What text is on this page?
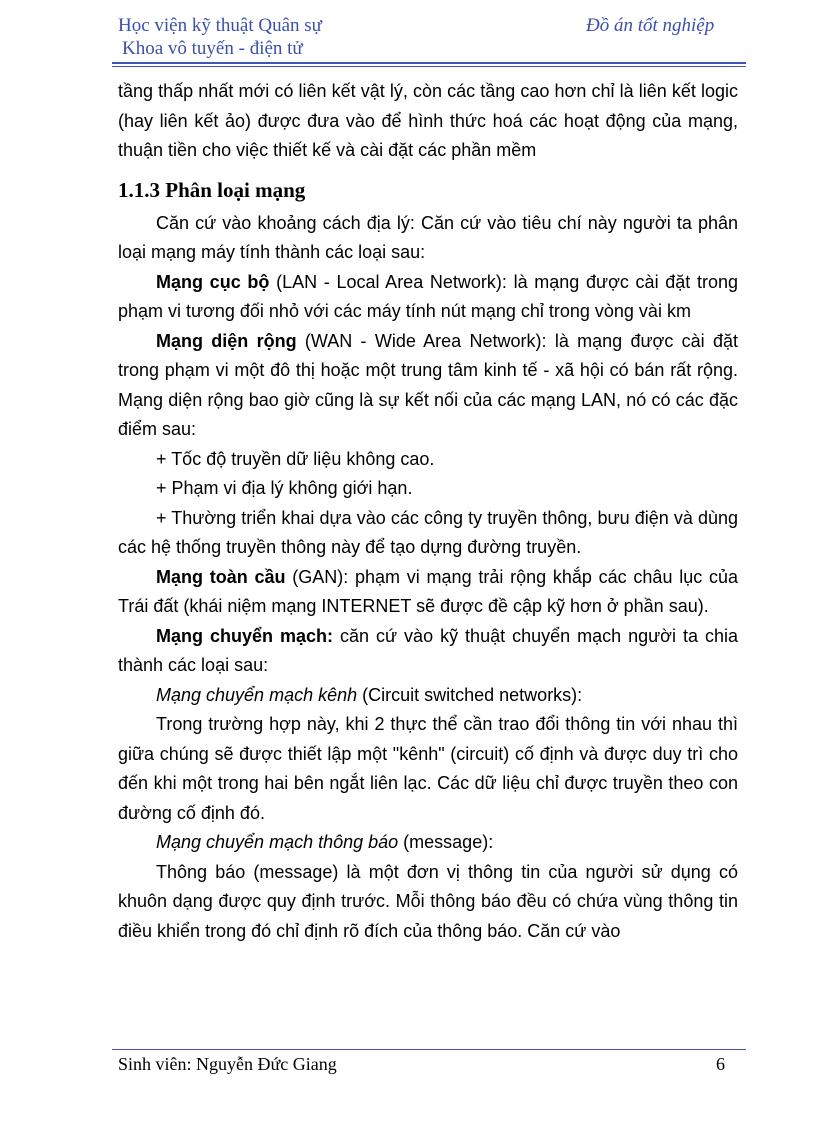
Học viện kỹ thuật Quân sự
Khoa vô tuyến - điện tử
Đồ án tốt nghiệp

tầng thấp nhất mới có liên kết vật lý, còn các tầng cao hơn chỉ là liên kết logic (hay liên kết ảo) được đưa vào để hình thức hoá các hoạt động của mạng, thuận tiền cho việc thiết kế và cài đặt các phần mềm

1.1.3 Phân loại mạng

Căn cứ vào khoảng cách địa lý: Căn cứ vào tiêu chí này người ta phân loại mạng máy tính thành các loại sau:

Mạng cục bộ (LAN - Local Area Network): là mạng được cài đặt trong phạm vi tương đối nhỏ với các máy tính nút mạng chỉ trong vòng vài km

Mạng diện rộng (WAN - Wide Area Network): là mạng được cài đặt trong phạm vi một đô thị hoặc một trung tâm kinh tế - xã hội có bán rất rộng. Mạng diện rộng bao giờ cũng là sự kết nối của các mạng LAN, nó có các đặc điểm sau:

+ Tốc độ truyền dữ liệu không cao.

+ Phạm vi địa lý không giới hạn.

+ Thường triển khai dựa vào các công ty truyền thông, bưu điện và dùng các hệ thống truyền thông này để tạo dựng đường truyền.

Mạng toàn cầu (GAN): phạm vi mạng trải rộng khắp các châu lục của Trái đất (khái niệm mạng INTERNET sẽ được đề cập kỹ hơn ở phần sau).

Mạng chuyển mạch: căn cứ vào kỹ thuật chuyển mạch người ta chia thành các loại sau:

Mạng chuyển mạch kênh (Circuit switched networks):

Trong trường hợp này, khi 2 thực thể cần trao đổi thông tin với nhau thì giữa chúng sẽ được thiết lập một "kênh" (circuit) cố định và được duy trì cho đến khi một trong hai bên ngắt liên lạc. Các dữ liệu chỉ được truyền theo con đường cố định đó.

Mạng chuyển mạch thông báo (message):

Thông báo (message) là một đơn vị thông tin của người sử dụng có khuôn dạng được quy định trước. Mỗi thông báo đều có chứa vùng thông tin điều khiển trong đó chỉ định rõ đích của thông báo. Căn cứ vào

Sinh viên: Nguyễn Đức Giang	6
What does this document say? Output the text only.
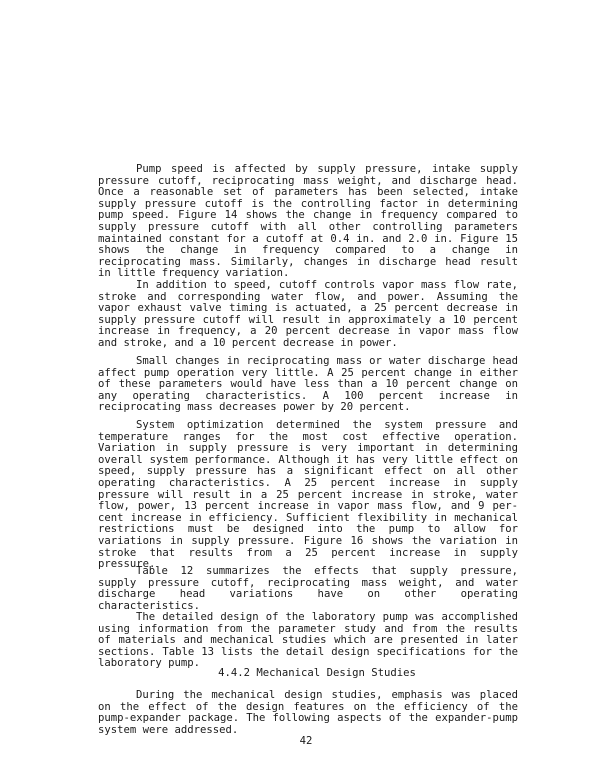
Pump speed is affected by supply pressure, intake supply pressure cutoff, reciprocating mass weight, and discharge head. Once a reasonable set of parameters has been selected, intake supply pressure cutoff is the controlling factor in determining pump speed. Figure 14 shows the change in frequency compared to supply pressure cutoff with all other controlling parameters maintained constant for a cutoff at 0.4 in. and 2.0 in. Figure 15 shows the change in frequency compared to a change in reciprocating mass. Similarly, changes in discharge head result in little frequency variation.

In addition to speed, cutoff controls vapor mass flow rate, stroke and corresponding water flow, and power. Assuming the vapor exhaust valve timing is actuated, a 25 percent decrease in supply pressure cutoff will result in approximately a 10 percent increase in frequency, a 20 percent decrease in vapor mass flow and stroke, and a 10 percent decrease in power.

Small changes in reciprocating mass or water discharge head affect pump operation very little. A 25 percent change in either of these parameters would have less than a 10 percent change on any operating characteristics. A 100 percent increase in reciprocating mass decreases power by 20 percent.

System optimization determined the system pressure and temperature ranges for the most cost effective operation. Variation in supply pressure is very important in determining overall system performance. Although it has very little effect on speed, supply pressure has a significant effect on all other operating characteristics. A 25 percent increase in supply pressure will result in a 25 percent increase in stroke, water flow, power, 13 percent increase in vapor mass flow, and 9 percent increase in efficiency. Sufficient flexibility in mechanical restrictions must be designed into the pump to allow for variations in supply pressure. Figure 16 shows the variation in stroke that results from a 25 percent increase in supply pressure.

Table 12 summarizes the effects that supply pressure, supply pressure cutoff, reciprocating mass weight, and water discharge head variations have on other operating characteristics.

The detailed design of the laboratory pump was accomplished using information from the parameter study and from the results of materials and mechanical studies which are presented in later sections. Table 13 lists the detail design specifications for the laboratory pump.

4.4.2 Mechanical Design Studies

During the mechanical design studies, emphasis was placed on the effect of the design features on the efficiency of the pump-expander package. The following aspects of the expander-pump system were addressed.

42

....

* **Task objective**: Every line is to be duplicated exactly, though pictures stay out.

* **Reply**:
What text is on this page?
Học viện kỹ thuật Quân sự
Khoa vô tuyến - điện tử
Đồ án tốt nghiệp

tầng thấp nhất mới có liên kết vật lý, còn các tầng cao hơn chỉ là liên kết logic (hay liên kết ảo) được đưa vào để hình thức hoá các hoạt động của mạng, thuận tiền cho việc thiết kế và cài đặt các phần mềm

1.1.3 Phân loại mạng

Căn cứ vào khoảng cách địa lý: Căn cứ vào tiêu chí này người ta phân loại mạng máy tính thành các loại sau:

Mạng cục bộ (LAN - Local Area Network): là mạng được cài đặt trong phạm vi tương đối nhỏ với các máy tính nút mạng chỉ trong vòng vài km

Mạng diện rộng (WAN - Wide Area Network): là mạng được cài đặt trong phạm vi một đô thị hoặc một trung tâm kinh tế - xã hội có bán rất rộng. Mạng diện rộng bao giờ cũng là sự kết nối của các mạng LAN, nó có các đặc điểm sau:

+ Tốc độ truyền dữ liệu không cao.

+ Phạm vi địa lý không giới hạn.

+ Thường triển khai dựa vào các công ty truyền thông, bưu điện và dùng các hệ thống truyền thông này để tạo dựng đường truyền.

Mạng toàn cầu (GAN): phạm vi mạng trải rộng khắp các châu lục của Trái đất (khái niệm mạng INTERNET sẽ được đề cập kỹ hơn ở phần sau).

Mạng chuyển mạch: căn cứ vào kỹ thuật chuyển mạch người ta chia thành các loại sau:

Mạng chuyển mạch kênh (Circuit switched networks):

Trong trường hợp này, khi 2 thực thể cần trao đổi thông tin với nhau thì giữa chúng sẽ được thiết lập một "kênh" (circuit) cố định và được duy trì cho đến khi một trong hai bên ngắt liên lạc. Các dữ liệu chỉ được truyền theo con đường cố định đó.

Mạng chuyển mạch thông báo (message):

Thông báo (message) là một đơn vị thông tin của người sử dụng có khuôn dạng được quy định trước. Mỗi thông báo đều có chứa vùng thông tin điều khiển trong đó chỉ định rõ đích của thông báo. Căn cứ vào

Sinh viên: Nguyễn Đức Giang	6
What does this document say? Output the text only.
Pump speed is affected by supply pressure, intake supply pressure cutoff, reciprocating mass weight, and discharge head. Once a reasonable set of parameters has been selected, intake supply pressure cutoff is the controlling factor in determining pump speed. Figure 14 shows the change in frequency compared to supply pressure cutoff with all other controlling parameters maintained constant for a cutoff at 0.4 in. and 2.0 in. Figure 15 shows the change in frequency compared to a change in reciprocating mass. Similarly, changes in discharge head result in little frequency variation.

In addition to speed, cutoff controls vapor mass flow rate, stroke and corresponding water flow, and power. Assuming the vapor exhaust valve timing is actuated, a 25 percent decrease in supply pressure cutoff will result in approximately a 10 percent increase in frequency, a 20 percent decrease in vapor mass flow and stroke, and a 10 percent decrease in power.

Small changes in reciprocating mass or water discharge head affect pump operation very little. A 25 percent change in either of these parameters would have less than a 10 percent change on any operating characteristics. A 100 percent increase in reciprocating mass decreases power by 20 percent.

System optimization determined the system pressure and temperature ranges for the most cost effective operation. Variation in supply pressure is very important in determining overall system performance. Although it has very little effect on speed, supply pressure has a significant effect on all other operating characteristics. A 25 percent increase in supply pressure will result in a 25 percent increase in stroke, water flow, power, 13 percent increase in vapor mass flow, and 9 percent increase in efficiency. Sufficient flexibility in mechanical restrictions must be designed into the pump to allow for variations in supply pressure. Figure 16 shows the variation in stroke that results from a 25 percent increase in supply pressure.

Table 12 summarizes the effects that supply pressure, supply pressure cutoff, reciprocating mass weight, and water discharge head variations have on other operating characteristics.

The detailed design of the laboratory pump was accomplished using information from the parameter study and from the results of materials and mechanical studies which are presented in later sections. Table 13 lists the detail design specifications for the laboratory pump.

4.4.2 Mechanical Design Studies

During the mechanical design studies, emphasis was placed on the effect of the design features on the efficiency of the pump-expander package. The following aspects of the expander-pump system were addressed.

42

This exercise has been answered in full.